** start DATA TO USE **

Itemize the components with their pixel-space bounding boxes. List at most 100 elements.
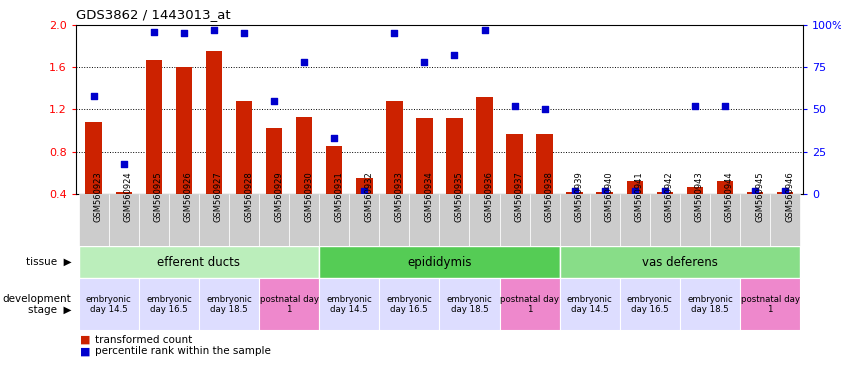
Bar xyxy=(379,194,410,246)
Bar xyxy=(657,192,673,194)
Text: GSM560938: GSM560938 xyxy=(545,171,553,222)
Text: GSM560941: GSM560941 xyxy=(635,171,644,222)
Text: vas deferens: vas deferens xyxy=(642,256,718,268)
Bar xyxy=(289,194,320,246)
Point xyxy=(688,103,701,109)
Text: GSM560932: GSM560932 xyxy=(364,171,373,222)
Bar xyxy=(530,194,559,246)
Bar xyxy=(266,128,283,194)
Bar xyxy=(747,192,764,194)
Text: embryonic
day 16.5: embryonic day 16.5 xyxy=(146,295,192,314)
Text: embryonic
day 18.5: embryonic day 18.5 xyxy=(687,295,733,314)
Bar xyxy=(199,278,259,330)
Bar xyxy=(469,194,500,246)
Text: embryonic
day 18.5: embryonic day 18.5 xyxy=(447,295,492,314)
Point xyxy=(568,187,581,194)
Bar xyxy=(559,194,590,246)
Bar xyxy=(206,51,222,194)
Point xyxy=(628,187,642,194)
Bar xyxy=(447,118,463,194)
Text: GSM560927: GSM560927 xyxy=(214,171,223,222)
Bar xyxy=(439,194,469,246)
Text: postnatal day
1: postnatal day 1 xyxy=(260,295,319,314)
Text: GSM560925: GSM560925 xyxy=(154,171,163,222)
Point xyxy=(598,187,611,194)
Bar xyxy=(777,192,793,194)
Bar xyxy=(680,278,740,330)
Text: embryonic
day 14.5: embryonic day 14.5 xyxy=(567,295,612,314)
Point xyxy=(478,27,491,33)
Text: GSM560936: GSM560936 xyxy=(484,171,494,222)
Text: efferent ducts: efferent ducts xyxy=(157,256,241,268)
Bar xyxy=(596,192,613,194)
Point xyxy=(207,27,220,33)
Point xyxy=(779,187,792,194)
Text: GSM560924: GSM560924 xyxy=(124,171,133,222)
Text: GSM560933: GSM560933 xyxy=(394,171,404,222)
Bar xyxy=(139,278,199,330)
Text: GSM560931: GSM560931 xyxy=(334,171,343,222)
Bar xyxy=(590,194,620,246)
Text: transformed count: transformed count xyxy=(95,335,193,345)
Text: GSM560943: GSM560943 xyxy=(695,171,704,222)
Bar xyxy=(620,278,680,330)
Point xyxy=(718,103,732,109)
Bar xyxy=(379,278,439,330)
Point xyxy=(659,187,672,194)
Text: GSM560942: GSM560942 xyxy=(665,171,674,222)
Text: tissue  ▶: tissue ▶ xyxy=(26,257,71,267)
Bar xyxy=(176,67,193,194)
Point xyxy=(357,187,371,194)
Bar xyxy=(770,194,800,246)
Bar xyxy=(259,278,320,330)
Text: GSM560946: GSM560946 xyxy=(785,171,794,222)
Text: GSM560934: GSM560934 xyxy=(425,171,433,222)
Text: development
stage  ▶: development stage ▶ xyxy=(3,293,71,315)
Bar xyxy=(108,194,139,246)
Text: GSM560929: GSM560929 xyxy=(274,171,283,222)
Text: postnatal day
1: postnatal day 1 xyxy=(500,295,559,314)
Point xyxy=(117,161,130,167)
Text: epididymis: epididymis xyxy=(407,256,472,268)
Bar xyxy=(650,194,680,246)
Bar xyxy=(386,101,403,194)
Bar xyxy=(620,194,650,246)
Bar xyxy=(356,178,373,194)
Bar xyxy=(740,278,800,330)
Text: GSM560926: GSM560926 xyxy=(184,171,193,222)
Point xyxy=(87,93,100,99)
Bar xyxy=(79,278,139,330)
Bar xyxy=(326,146,342,194)
Bar xyxy=(506,134,523,194)
Text: percentile rank within the sample: percentile rank within the sample xyxy=(95,346,271,356)
Bar xyxy=(229,194,259,246)
Point xyxy=(447,52,461,58)
Bar xyxy=(169,194,199,246)
Bar xyxy=(410,194,439,246)
Bar xyxy=(559,246,800,278)
Bar xyxy=(680,194,710,246)
Point xyxy=(538,106,552,113)
Bar xyxy=(500,278,559,330)
Bar xyxy=(349,194,379,246)
Text: embryonic
day 18.5: embryonic day 18.5 xyxy=(206,295,251,314)
Bar xyxy=(740,194,770,246)
Bar xyxy=(86,122,102,194)
Bar xyxy=(320,246,559,278)
Bar xyxy=(139,194,169,246)
Text: GSM560928: GSM560928 xyxy=(244,171,253,222)
Text: ■: ■ xyxy=(80,346,90,356)
Bar xyxy=(145,60,162,194)
Bar xyxy=(115,192,132,194)
Bar xyxy=(296,117,312,194)
Bar xyxy=(320,194,349,246)
Text: GDS3862 / 1443013_at: GDS3862 / 1443013_at xyxy=(76,8,230,21)
Bar xyxy=(559,278,620,330)
Text: GSM560940: GSM560940 xyxy=(605,171,614,222)
Bar xyxy=(199,194,229,246)
Text: postnatal day
1: postnatal day 1 xyxy=(741,295,800,314)
Bar xyxy=(537,134,553,194)
Text: GSM560939: GSM560939 xyxy=(574,171,584,222)
Bar xyxy=(717,181,733,194)
Text: GSM560937: GSM560937 xyxy=(515,171,524,222)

** end DATA TO USE **

## DIRECTIONS
Transcribe every one of the rows above word for word, leaving out the pictures.

## WRITTEN RESPONSE
Itemize the components with their pixel-space bounding boxes. List at most 100 elements.
Bar xyxy=(379,194,410,246)
Bar xyxy=(657,192,673,194)
Text: GSM560938: GSM560938 xyxy=(545,171,553,222)
Text: GSM560941: GSM560941 xyxy=(635,171,644,222)
Text: vas deferens: vas deferens xyxy=(642,256,718,268)
Bar xyxy=(289,194,320,246)
Point xyxy=(688,103,701,109)
Text: GSM560932: GSM560932 xyxy=(364,171,373,222)
Bar xyxy=(530,194,559,246)
Bar xyxy=(266,128,283,194)
Bar xyxy=(747,192,764,194)
Text: embryonic
day 16.5: embryonic day 16.5 xyxy=(146,295,192,314)
Text: embryonic
day 18.5: embryonic day 18.5 xyxy=(687,295,733,314)
Bar xyxy=(199,278,259,330)
Bar xyxy=(469,194,500,246)
Text: embryonic
day 18.5: embryonic day 18.5 xyxy=(447,295,492,314)
Point xyxy=(568,187,581,194)
Bar xyxy=(559,194,590,246)
Bar xyxy=(206,51,222,194)
Point xyxy=(628,187,642,194)
Bar xyxy=(447,118,463,194)
Text: GSM560927: GSM560927 xyxy=(214,171,223,222)
Bar xyxy=(439,194,469,246)
Text: postnatal day
1: postnatal day 1 xyxy=(260,295,319,314)
Text: GSM560925: GSM560925 xyxy=(154,171,163,222)
Point xyxy=(598,187,611,194)
Bar xyxy=(777,192,793,194)
Bar xyxy=(680,278,740,330)
Text: embryonic
day 14.5: embryonic day 14.5 xyxy=(567,295,612,314)
Point xyxy=(478,27,491,33)
Text: GSM560936: GSM560936 xyxy=(484,171,494,222)
Text: efferent ducts: efferent ducts xyxy=(157,256,241,268)
Bar xyxy=(596,192,613,194)
Point xyxy=(207,27,220,33)
Point xyxy=(779,187,792,194)
Text: GSM560924: GSM560924 xyxy=(124,171,133,222)
Text: GSM560933: GSM560933 xyxy=(394,171,404,222)
Bar xyxy=(139,278,199,330)
Text: GSM560931: GSM560931 xyxy=(334,171,343,222)
Bar xyxy=(590,194,620,246)
Text: transformed count: transformed count xyxy=(95,335,193,345)
Text: GSM560943: GSM560943 xyxy=(695,171,704,222)
Bar xyxy=(620,278,680,330)
Point xyxy=(718,103,732,109)
Bar xyxy=(379,278,439,330)
Point xyxy=(659,187,672,194)
Text: GSM560942: GSM560942 xyxy=(665,171,674,222)
Text: tissue  ▶: tissue ▶ xyxy=(26,257,71,267)
Bar xyxy=(176,67,193,194)
Point xyxy=(357,187,371,194)
Bar xyxy=(770,194,800,246)
Bar xyxy=(259,278,320,330)
Text: GSM560946: GSM560946 xyxy=(785,171,794,222)
Text: GSM560934: GSM560934 xyxy=(425,171,433,222)
Text: development
stage  ▶: development stage ▶ xyxy=(3,293,71,315)
Bar xyxy=(108,194,139,246)
Text: GSM560929: GSM560929 xyxy=(274,171,283,222)
Text: postnatal day
1: postnatal day 1 xyxy=(500,295,559,314)
Point xyxy=(117,161,130,167)
Text: epididymis: epididymis xyxy=(407,256,472,268)
Bar xyxy=(650,194,680,246)
Bar xyxy=(386,101,403,194)
Bar xyxy=(620,194,650,246)
Bar xyxy=(356,178,373,194)
Bar xyxy=(740,278,800,330)
Text: GSM560926: GSM560926 xyxy=(184,171,193,222)
Point xyxy=(87,93,100,99)
Bar xyxy=(79,278,139,330)
Bar xyxy=(326,146,342,194)
Bar xyxy=(506,134,523,194)
Text: percentile rank within the sample: percentile rank within the sample xyxy=(95,346,271,356)
Bar xyxy=(229,194,259,246)
Point xyxy=(447,52,461,58)
Bar xyxy=(169,194,199,246)
Bar xyxy=(410,194,439,246)
Bar xyxy=(559,246,800,278)
Bar xyxy=(680,194,710,246)
Point xyxy=(538,106,552,113)
Bar xyxy=(500,278,559,330)
Bar xyxy=(349,194,379,246)
Text: embryonic
day 18.5: embryonic day 18.5 xyxy=(206,295,251,314)
Bar xyxy=(740,194,770,246)
Bar xyxy=(86,122,102,194)
Bar xyxy=(320,246,559,278)
Bar xyxy=(139,194,169,246)
Text: GSM560928: GSM560928 xyxy=(244,171,253,222)
Text: ■: ■ xyxy=(80,346,90,356)
Bar xyxy=(145,60,162,194)
Bar xyxy=(115,192,132,194)
Bar xyxy=(296,117,312,194)
Bar xyxy=(320,194,349,246)
Text: GDS3862 / 1443013_at: GDS3862 / 1443013_at xyxy=(76,8,230,21)
Bar xyxy=(559,278,620,330)
Text: GSM560940: GSM560940 xyxy=(605,171,614,222)
Bar xyxy=(199,194,229,246)
Text: postnatal day
1: postnatal day 1 xyxy=(741,295,800,314)
Bar xyxy=(537,134,553,194)
Text: GSM560939: GSM560939 xyxy=(574,171,584,222)
Bar xyxy=(717,181,733,194)
Text: GSM560937: GSM560937 xyxy=(515,171,524,222)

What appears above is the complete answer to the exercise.